==== Provided data ====

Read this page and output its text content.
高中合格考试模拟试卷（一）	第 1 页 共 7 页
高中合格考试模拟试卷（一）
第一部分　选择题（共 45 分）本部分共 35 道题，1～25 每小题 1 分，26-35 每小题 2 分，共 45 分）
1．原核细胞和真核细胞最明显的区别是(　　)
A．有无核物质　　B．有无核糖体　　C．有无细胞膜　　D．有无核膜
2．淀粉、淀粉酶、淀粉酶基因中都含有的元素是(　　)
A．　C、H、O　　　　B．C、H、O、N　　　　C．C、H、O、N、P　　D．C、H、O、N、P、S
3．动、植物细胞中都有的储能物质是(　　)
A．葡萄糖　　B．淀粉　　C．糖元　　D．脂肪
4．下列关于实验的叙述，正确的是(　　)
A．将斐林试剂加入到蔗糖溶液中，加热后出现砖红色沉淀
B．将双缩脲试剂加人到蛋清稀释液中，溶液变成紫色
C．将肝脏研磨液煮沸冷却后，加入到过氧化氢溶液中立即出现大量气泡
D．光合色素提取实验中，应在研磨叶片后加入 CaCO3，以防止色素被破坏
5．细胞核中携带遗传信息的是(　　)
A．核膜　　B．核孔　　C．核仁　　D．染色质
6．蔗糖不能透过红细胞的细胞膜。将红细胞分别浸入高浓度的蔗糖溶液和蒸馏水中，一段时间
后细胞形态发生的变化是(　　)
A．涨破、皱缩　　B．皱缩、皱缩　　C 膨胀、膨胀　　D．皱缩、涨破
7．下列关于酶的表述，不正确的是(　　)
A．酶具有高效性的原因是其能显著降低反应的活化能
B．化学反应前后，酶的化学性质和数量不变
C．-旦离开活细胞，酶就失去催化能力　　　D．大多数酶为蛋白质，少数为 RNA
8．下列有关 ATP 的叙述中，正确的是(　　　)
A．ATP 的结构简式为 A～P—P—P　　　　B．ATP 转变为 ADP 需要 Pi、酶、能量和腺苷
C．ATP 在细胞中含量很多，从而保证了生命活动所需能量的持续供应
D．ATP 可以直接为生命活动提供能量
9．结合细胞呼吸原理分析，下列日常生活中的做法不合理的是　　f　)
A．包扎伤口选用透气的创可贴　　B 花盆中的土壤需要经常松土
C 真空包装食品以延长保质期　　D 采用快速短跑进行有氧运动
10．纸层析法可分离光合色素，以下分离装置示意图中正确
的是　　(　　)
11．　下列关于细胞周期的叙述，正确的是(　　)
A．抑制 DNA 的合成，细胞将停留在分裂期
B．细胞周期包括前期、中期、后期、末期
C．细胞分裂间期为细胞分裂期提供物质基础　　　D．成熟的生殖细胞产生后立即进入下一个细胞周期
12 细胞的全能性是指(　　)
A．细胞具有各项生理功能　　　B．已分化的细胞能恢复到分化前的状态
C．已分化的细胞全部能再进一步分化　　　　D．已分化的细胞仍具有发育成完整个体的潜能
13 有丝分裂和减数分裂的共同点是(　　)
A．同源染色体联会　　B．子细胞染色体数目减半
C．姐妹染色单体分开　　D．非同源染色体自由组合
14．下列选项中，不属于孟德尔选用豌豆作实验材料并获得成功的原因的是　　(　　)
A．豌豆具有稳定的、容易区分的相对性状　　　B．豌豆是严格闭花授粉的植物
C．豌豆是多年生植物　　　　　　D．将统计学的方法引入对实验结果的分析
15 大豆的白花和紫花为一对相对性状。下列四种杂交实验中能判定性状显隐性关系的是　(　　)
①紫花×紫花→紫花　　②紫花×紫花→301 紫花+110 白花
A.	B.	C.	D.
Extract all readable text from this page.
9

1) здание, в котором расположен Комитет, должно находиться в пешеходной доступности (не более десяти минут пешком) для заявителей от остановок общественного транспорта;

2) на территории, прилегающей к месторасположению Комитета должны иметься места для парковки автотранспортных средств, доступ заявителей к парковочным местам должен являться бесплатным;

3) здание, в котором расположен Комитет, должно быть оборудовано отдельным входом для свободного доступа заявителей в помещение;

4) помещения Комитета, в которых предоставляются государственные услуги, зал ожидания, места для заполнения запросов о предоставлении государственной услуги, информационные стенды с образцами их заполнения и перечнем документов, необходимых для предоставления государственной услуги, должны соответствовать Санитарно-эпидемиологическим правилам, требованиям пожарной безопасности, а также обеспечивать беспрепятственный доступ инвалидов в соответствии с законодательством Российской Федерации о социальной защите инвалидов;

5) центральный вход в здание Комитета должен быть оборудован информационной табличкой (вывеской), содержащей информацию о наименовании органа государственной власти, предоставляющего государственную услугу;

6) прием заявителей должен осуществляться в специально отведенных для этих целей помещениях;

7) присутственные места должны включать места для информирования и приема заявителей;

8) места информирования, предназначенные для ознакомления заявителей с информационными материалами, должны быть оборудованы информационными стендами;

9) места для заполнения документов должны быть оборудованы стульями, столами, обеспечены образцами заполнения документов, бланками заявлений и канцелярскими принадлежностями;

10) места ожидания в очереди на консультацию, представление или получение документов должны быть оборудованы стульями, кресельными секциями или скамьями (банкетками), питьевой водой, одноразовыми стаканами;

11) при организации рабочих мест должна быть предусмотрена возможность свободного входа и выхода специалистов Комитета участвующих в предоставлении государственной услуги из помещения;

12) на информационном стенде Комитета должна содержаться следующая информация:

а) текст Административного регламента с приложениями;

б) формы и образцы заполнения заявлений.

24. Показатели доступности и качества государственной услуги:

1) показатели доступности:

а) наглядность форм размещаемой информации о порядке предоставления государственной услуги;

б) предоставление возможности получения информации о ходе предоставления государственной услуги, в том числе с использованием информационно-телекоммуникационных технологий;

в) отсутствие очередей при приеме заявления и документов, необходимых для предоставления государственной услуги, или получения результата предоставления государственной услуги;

====

◆ Job
Print all of the data exactly as it was given.

◆ Correct answer
Read this page and output its text content.
高中合格考试模拟试卷（一）	第 1 页 共 7 页
高中合格考试模拟试卷（一）
第一部分　选择题（共 45 分）本部分共 35 道题，1～25 每小题 1 分，26-35 每小题 2 分，共 45 分）
1．原核细胞和真核细胞最明显的区别是(　　)
A．有无核物质　　B．有无核糖体　　C．有无细胞膜　　D．有无核膜
2．淀粉、淀粉酶、淀粉酶基因中都含有的元素是(　　)
A．　C、H、O　　　　B．C、H、O、N　　　　C．C、H、O、N、P　　D．C、H、O、N、P、S
3．动、植物细胞中都有的储能物质是(　　)
A．葡萄糖　　B．淀粉　　C．糖元　　D．脂肪
4．下列关于实验的叙述，正确的是(　　)
A．将斐林试剂加入到蔗糖溶液中，加热后出现砖红色沉淀
B．将双缩脲试剂加人到蛋清稀释液中，溶液变成紫色
C．将肝脏研磨液煮沸冷却后，加入到过氧化氢溶液中立即出现大量气泡
D．光合色素提取实验中，应在研磨叶片后加入 CaCO3，以防止色素被破坏
5．细胞核中携带遗传信息的是(　　)
A．核膜　　B．核孔　　C．核仁　　D．染色质
6．蔗糖不能透过红细胞的细胞膜。将红细胞分别浸入高浓度的蔗糖溶液和蒸馏水中，一段时间
后细胞形态发生的变化是(　　)
A．涨破、皱缩　　B．皱缩、皱缩　　C 膨胀、膨胀　　D．皱缩、涨破
7．下列关于酶的表述，不正确的是(　　)
A．酶具有高效性的原因是其能显著降低反应的活化能
B．化学反应前后，酶的化学性质和数量不变
C．-旦离开活细胞，酶就失去催化能力　　　D．大多数酶为蛋白质，少数为 RNA
8．下列有关 ATP 的叙述中，正确的是(　　　)
A．ATP 的结构简式为 A～P—P—P　　　　B．ATP 转变为 ADP 需要 Pi、酶、能量和腺苷
C．ATP 在细胞中含量很多，从而保证了生命活动所需能量的持续供应
D．ATP 可以直接为生命活动提供能量
9．结合细胞呼吸原理分析，下列日常生活中的做法不合理的是　　f　)
A．包扎伤口选用透气的创可贴　　B 花盆中的土壤需要经常松土
C 真空包装食品以延长保质期　　D 采用快速短跑进行有氧运动
10．纸层析法可分离光合色素，以下分离装置示意图中正确
的是　　(　　)
11．　下列关于细胞周期的叙述，正确的是(　　)
A．抑制 DNA 的合成，细胞将停留在分裂期
B．细胞周期包括前期、中期、后期、末期
C．细胞分裂间期为细胞分裂期提供物质基础　　　D．成熟的生殖细胞产生后立即进入下一个细胞周期
12 细胞的全能性是指(　　)
A．细胞具有各项生理功能　　　B．已分化的细胞能恢复到分化前的状态
C．已分化的细胞全部能再进一步分化　　　　D．已分化的细胞仍具有发育成完整个体的潜能
13 有丝分裂和减数分裂的共同点是(　　)
A．同源染色体联会　　B．子细胞染色体数目减半
C．姐妹染色单体分开　　D．非同源染色体自由组合
14．下列选项中，不属于孟德尔选用豌豆作实验材料并获得成功的原因的是　　(　　)
A．豌豆具有稳定的、容易区分的相对性状　　　B．豌豆是严格闭花授粉的植物
C．豌豆是多年生植物　　　　　　D．将统计学的方法引入对实验结果的分析
15 大豆的白花和紫花为一对相对性状。下列四种杂交实验中能判定性状显隐性关系的是　(　　)
①紫花×紫花→紫花　　②紫花×紫花→301 紫花+110 白花
A.	B.	C.	D.
Extract all readable text from this page.
9

1) здание, в котором расположен Комитет, должно находиться в пешеходной доступности (не более десяти минут пешком) для заявителей от остановок общественного транспорта;

2) на территории, прилегающей к месторасположению Комитета должны иметься места для парковки автотранспортных средств, доступ заявителей к парковочным местам должен являться бесплатным;

3) здание, в котором расположен Комитет, должно быть оборудовано отдельным входом для свободного доступа заявителей в помещение;

4) помещения Комитета, в которых предоставляются государственные услуги, зал ожидания, места для заполнения запросов о предоставлении государственной услуги, информационные стенды с образцами их заполнения и перечнем документов, необходимых для предоставления государственной услуги, должны соответствовать Санитарно-эпидемиологическим правилам, требованиям пожарной безопасности, а также обеспечивать беспрепятственный доступ инвалидов в соответствии с законодательством Российской Федерации о социальной защите инвалидов;

5) центральный вход в здание Комитета должен быть оборудован информационной табличкой (вывеской), содержащей информацию о наименовании органа государственной власти, предоставляющего государственную услугу;

6) прием заявителей должен осуществляться в специально отведенных для этих целей помещениях;

7) присутственные места должны включать места для информирования и приема заявителей;

8) места информирования, предназначенные для ознакомления заявителей с информационными материалами, должны быть оборудованы информационными стендами;

9) места для заполнения документов должны быть оборудованы стульями, столами, обеспечены образцами заполнения документов, бланками заявлений и канцелярскими принадлежностями;

10) места ожидания в очереди на консультацию, представление или получение документов должны быть оборудованы стульями, кресельными секциями или скамьями (банкетками), питьевой водой, одноразовыми стаканами;

11) при организации рабочих мест должна быть предусмотрена возможность свободного входа и выхода специалистов Комитета участвующих в предоставлении государственной услуги из помещения;

12) на информационном стенде Комитета должна содержаться следующая информация:

а) текст Административного регламента с приложениями;

б) формы и образцы заполнения заявлений.

24. Показатели доступности и качества государственной услуги:

1) показатели доступности:

а) наглядность форм размещаемой информации о порядке предоставления государственной услуги;

б) предоставление возможности получения информации о ходе предоставления государственной услуги, в том числе с использованием информационно-телекоммуникационных технологий;

в) отсутствие очередей при приеме заявления и документов, необходимых для предоставления государственной услуги, или получения результата предоставления государственной услуги;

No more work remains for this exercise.